Direction :: Print the whole listing exactly.

* start Material for this task *

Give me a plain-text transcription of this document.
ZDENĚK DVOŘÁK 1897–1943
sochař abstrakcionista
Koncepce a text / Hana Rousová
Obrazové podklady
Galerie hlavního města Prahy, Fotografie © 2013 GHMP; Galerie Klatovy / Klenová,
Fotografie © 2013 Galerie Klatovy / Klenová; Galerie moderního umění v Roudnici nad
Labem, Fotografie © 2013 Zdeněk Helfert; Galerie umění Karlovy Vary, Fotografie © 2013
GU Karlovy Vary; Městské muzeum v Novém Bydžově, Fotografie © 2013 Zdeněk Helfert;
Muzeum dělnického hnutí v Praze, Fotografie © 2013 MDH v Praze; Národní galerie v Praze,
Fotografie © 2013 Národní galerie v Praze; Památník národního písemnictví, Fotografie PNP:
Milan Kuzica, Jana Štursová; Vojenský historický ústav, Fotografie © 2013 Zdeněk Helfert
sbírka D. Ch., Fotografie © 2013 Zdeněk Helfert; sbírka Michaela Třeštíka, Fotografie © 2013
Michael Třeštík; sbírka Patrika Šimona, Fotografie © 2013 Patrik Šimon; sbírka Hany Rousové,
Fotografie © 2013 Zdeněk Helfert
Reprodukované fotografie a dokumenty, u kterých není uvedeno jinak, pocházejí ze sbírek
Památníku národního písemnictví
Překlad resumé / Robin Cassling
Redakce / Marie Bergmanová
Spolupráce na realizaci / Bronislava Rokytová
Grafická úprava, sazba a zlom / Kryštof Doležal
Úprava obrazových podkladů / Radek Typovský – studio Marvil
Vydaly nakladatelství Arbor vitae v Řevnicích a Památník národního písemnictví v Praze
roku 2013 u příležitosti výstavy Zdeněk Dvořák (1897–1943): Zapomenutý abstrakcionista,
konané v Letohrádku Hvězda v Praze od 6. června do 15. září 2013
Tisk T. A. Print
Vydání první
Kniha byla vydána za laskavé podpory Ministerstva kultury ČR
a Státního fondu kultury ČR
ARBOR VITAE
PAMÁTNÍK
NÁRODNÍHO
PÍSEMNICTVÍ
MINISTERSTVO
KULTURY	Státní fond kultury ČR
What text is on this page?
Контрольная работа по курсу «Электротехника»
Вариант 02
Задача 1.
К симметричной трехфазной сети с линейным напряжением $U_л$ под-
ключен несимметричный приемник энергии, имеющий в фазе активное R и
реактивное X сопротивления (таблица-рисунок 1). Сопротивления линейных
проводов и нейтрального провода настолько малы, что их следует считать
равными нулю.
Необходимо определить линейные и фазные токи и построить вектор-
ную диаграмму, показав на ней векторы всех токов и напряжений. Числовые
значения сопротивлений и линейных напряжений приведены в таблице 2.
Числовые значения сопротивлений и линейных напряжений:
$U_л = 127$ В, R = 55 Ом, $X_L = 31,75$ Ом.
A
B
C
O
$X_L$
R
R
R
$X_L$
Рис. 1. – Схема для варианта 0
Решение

* end Material for this task *

Written answer ::
Give me a plain-text transcription of this document.
ZDENĚK DVOŘÁK 1897–1943
sochař abstrakcionista
Koncepce a text / Hana Rousová
Obrazové podklady
Galerie hlavního města Prahy, Fotografie © 2013 GHMP; Galerie Klatovy / Klenová,
Fotografie © 2013 Galerie Klatovy / Klenová; Galerie moderního umění v Roudnici nad
Labem, Fotografie © 2013 Zdeněk Helfert; Galerie umění Karlovy Vary, Fotografie © 2013
GU Karlovy Vary; Městské muzeum v Novém Bydžově, Fotografie © 2013 Zdeněk Helfert;
Muzeum dělnického hnutí v Praze, Fotografie © 2013 MDH v Praze; Národní galerie v Praze,
Fotografie © 2013 Národní galerie v Praze; Památník národního písemnictví, Fotografie PNP:
Milan Kuzica, Jana Štursová; Vojenský historický ústav, Fotografie © 2013 Zdeněk Helfert
sbírka D. Ch., Fotografie © 2013 Zdeněk Helfert; sbírka Michaela Třeštíka, Fotografie © 2013
Michael Třeštík; sbírka Patrika Šimona, Fotografie © 2013 Patrik Šimon; sbírka Hany Rousové,
Fotografie © 2013 Zdeněk Helfert
Reprodukované fotografie a dokumenty, u kterých není uvedeno jinak, pocházejí ze sbírek
Památníku národního písemnictví
Překlad resumé / Robin Cassling
Redakce / Marie Bergmanová
Spolupráce na realizaci / Bronislava Rokytová
Grafická úprava, sazba a zlom / Kryštof Doležal
Úprava obrazových podkladů / Radek Typovský – studio Marvil
Vydaly nakladatelství Arbor vitae v Řevnicích a Památník národního písemnictví v Praze
roku 2013 u příležitosti výstavy Zdeněk Dvořák (1897–1943): Zapomenutý abstrakcionista,
konané v Letohrádku Hvězda v Praze od 6. června do 15. září 2013
Tisk T. A. Print
Vydání první
Kniha byla vydána za laskavé podpory Ministerstva kultury ČR
a Státního fondu kultury ČR
ARBOR VITAE
PAMÁTNÍK
NÁRODNÍHO
PÍSEMNICTVÍ
MINISTERSTVO
KULTURY	Státní fond kultury ČR
What text is on this page?
Контрольная работа по курсу «Электротехника»
Вариант 02
Задача 1.
К симметричной трехфазной сети с линейным напряжением $U_л$ под-
ключен несимметричный приемник энергии, имеющий в фазе активное R и
реактивное X сопротивления (таблица-рисунок 1). Сопротивления линейных
проводов и нейтрального провода настолько малы, что их следует считать
равными нулю.
Необходимо определить линейные и фазные токи и построить вектор-
ную диаграмму, показав на ней векторы всех токов и напряжений. Числовые
значения сопротивлений и линейных напряжений приведены в таблице 2.
Числовые значения сопротивлений и линейных напряжений:
$U_л = 127$ В, R = 55 Ом, $X_L = 31,75$ Ом.
A
B
C
O
$X_L$
R
R
R
$X_L$
Рис. 1. – Схема для варианта 0
Решение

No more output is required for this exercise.